* Request: Set down each line of the data below exactly as it stands, dropping the pictures.

──────── Source records

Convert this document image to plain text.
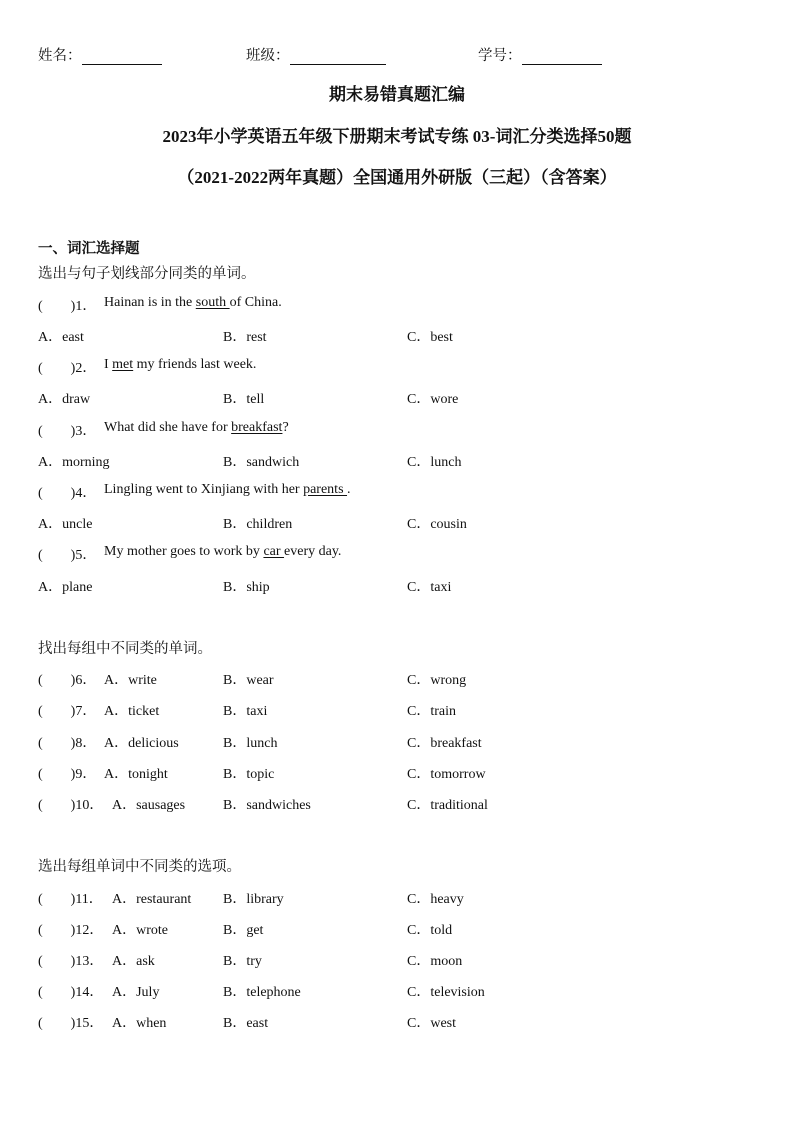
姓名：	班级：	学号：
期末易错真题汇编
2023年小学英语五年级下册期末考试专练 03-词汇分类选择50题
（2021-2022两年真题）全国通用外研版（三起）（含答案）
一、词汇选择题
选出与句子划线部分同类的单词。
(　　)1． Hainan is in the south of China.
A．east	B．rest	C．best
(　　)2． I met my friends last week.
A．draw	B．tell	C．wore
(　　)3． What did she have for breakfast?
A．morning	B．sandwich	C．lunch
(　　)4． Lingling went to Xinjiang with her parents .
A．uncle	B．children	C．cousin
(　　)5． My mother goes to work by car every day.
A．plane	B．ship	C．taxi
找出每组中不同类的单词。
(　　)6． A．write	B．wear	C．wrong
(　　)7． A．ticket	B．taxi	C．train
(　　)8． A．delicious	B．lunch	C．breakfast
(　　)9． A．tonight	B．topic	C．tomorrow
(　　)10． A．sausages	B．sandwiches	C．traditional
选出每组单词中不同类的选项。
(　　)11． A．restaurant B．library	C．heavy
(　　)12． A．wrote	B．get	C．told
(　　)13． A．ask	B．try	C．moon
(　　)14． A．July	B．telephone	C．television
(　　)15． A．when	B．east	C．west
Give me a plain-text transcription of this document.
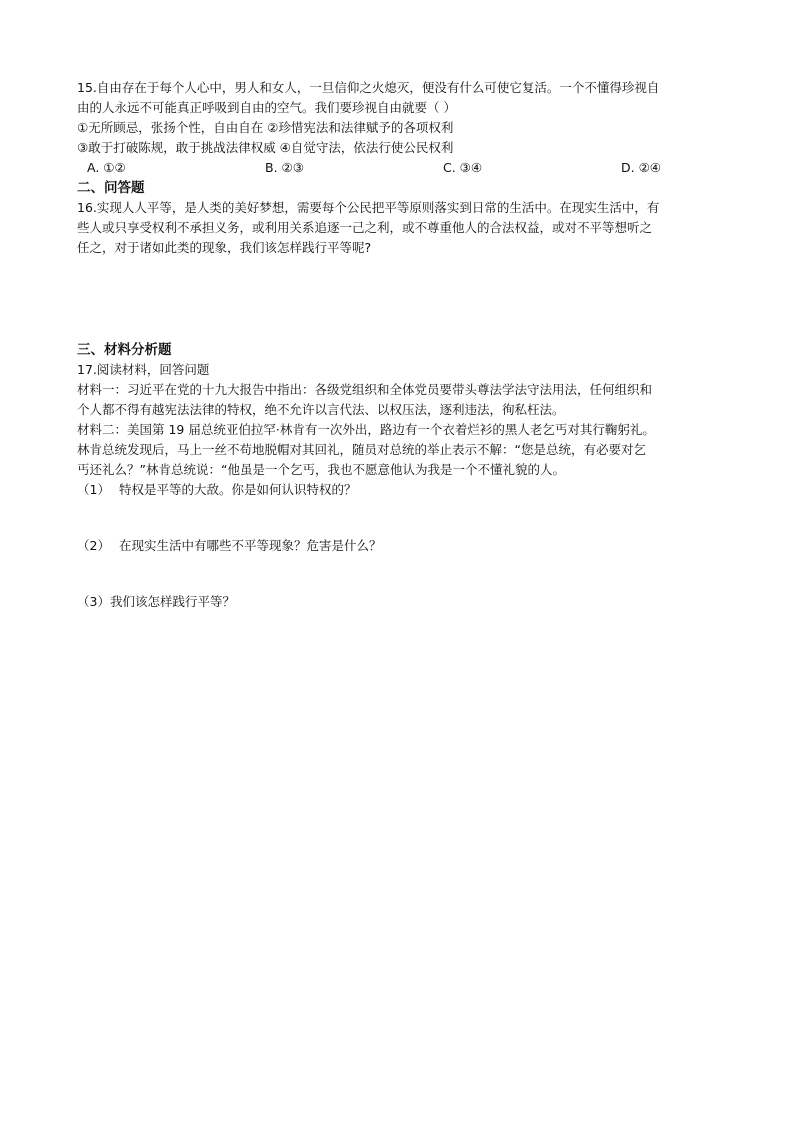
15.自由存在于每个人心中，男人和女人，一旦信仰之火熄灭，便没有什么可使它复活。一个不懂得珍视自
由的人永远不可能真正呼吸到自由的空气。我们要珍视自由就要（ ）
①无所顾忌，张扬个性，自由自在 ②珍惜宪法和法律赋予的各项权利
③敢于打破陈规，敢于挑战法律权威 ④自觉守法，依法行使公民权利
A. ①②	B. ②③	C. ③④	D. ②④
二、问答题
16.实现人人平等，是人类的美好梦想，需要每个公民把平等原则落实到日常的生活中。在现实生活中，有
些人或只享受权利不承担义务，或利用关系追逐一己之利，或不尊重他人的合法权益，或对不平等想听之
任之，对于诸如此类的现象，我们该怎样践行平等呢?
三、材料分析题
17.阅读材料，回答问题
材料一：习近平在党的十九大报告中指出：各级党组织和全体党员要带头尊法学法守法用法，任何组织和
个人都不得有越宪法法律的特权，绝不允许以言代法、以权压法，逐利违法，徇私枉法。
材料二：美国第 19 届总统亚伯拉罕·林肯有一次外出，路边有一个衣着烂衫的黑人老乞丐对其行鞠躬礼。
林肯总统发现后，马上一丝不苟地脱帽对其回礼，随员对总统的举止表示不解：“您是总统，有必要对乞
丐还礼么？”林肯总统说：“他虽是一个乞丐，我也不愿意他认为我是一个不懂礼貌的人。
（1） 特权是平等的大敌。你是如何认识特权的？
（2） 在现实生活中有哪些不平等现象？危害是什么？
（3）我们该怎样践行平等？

────────────────

* Finished task:
Convert this document image to plain text.
姓名：	班级：	学号：
期末易错真题汇编
2023年小学英语五年级下册期末考试专练 03-词汇分类选择50题
（2021-2022两年真题）全国通用外研版（三起）（含答案）
一、词汇选择题
选出与句子划线部分同类的单词。
(　　)1． Hainan is in the south of China.
A．east	B．rest	C．best
(　　)2． I met my friends last week.
A．draw	B．tell	C．wore
(　　)3． What did she have for breakfast?
A．morning	B．sandwich	C．lunch
(　　)4． Lingling went to Xinjiang with her parents .
A．uncle	B．children	C．cousin
(　　)5． My mother goes to work by car every day.
A．plane	B．ship	C．taxi
找出每组中不同类的单词。
(　　)6． A．write	B．wear	C．wrong
(　　)7． A．ticket	B．taxi	C．train
(　　)8． A．delicious	B．lunch	C．breakfast
(　　)9． A．tonight	B．topic	C．tomorrow
(　　)10． A．sausages	B．sandwiches	C．traditional
选出每组单词中不同类的选项。
(　　)11． A．restaurant B．library	C．heavy
(　　)12． A．wrote	B．get	C．told
(　　)13． A．ask	B．try	C．moon
(　　)14． A．July	B．telephone	C．television
(　　)15． A．when	B．east	C．west
Give me a plain-text transcription of this document.
15.自由存在于每个人心中，男人和女人，一旦信仰之火熄灭，便没有什么可使它复活。一个不懂得珍视自
由的人永远不可能真正呼吸到自由的空气。我们要珍视自由就要（ ）
①无所顾忌，张扬个性，自由自在 ②珍惜宪法和法律赋予的各项权利
③敢于打破陈规，敢于挑战法律权威 ④自觉守法，依法行使公民权利
A. ①②	B. ②③	C. ③④	D. ②④
二、问答题
16.实现人人平等，是人类的美好梦想，需要每个公民把平等原则落实到日常的生活中。在现实生活中，有
些人或只享受权利不承担义务，或利用关系追逐一己之利，或不尊重他人的合法权益，或对不平等想听之
任之，对于诸如此类的现象，我们该怎样践行平等呢?
三、材料分析题
17.阅读材料，回答问题
材料一：习近平在党的十九大报告中指出：各级党组织和全体党员要带头尊法学法守法用法，任何组织和
个人都不得有越宪法法律的特权，绝不允许以言代法、以权压法，逐利违法，徇私枉法。
材料二：美国第 19 届总统亚伯拉罕·林肯有一次外出，路边有一个衣着烂衫的黑人老乞丐对其行鞠躬礼。
林肯总统发现后，马上一丝不苟地脱帽对其回礼，随员对总统的举止表示不解：“您是总统，有必要对乞
丐还礼么？”林肯总统说：“他虽是一个乞丐，我也不愿意他认为我是一个不懂礼貌的人。
（1） 特权是平等的大敌。你是如何认识特权的？
（2） 在现实生活中有哪些不平等现象？危害是什么？
（3）我们该怎样践行平等？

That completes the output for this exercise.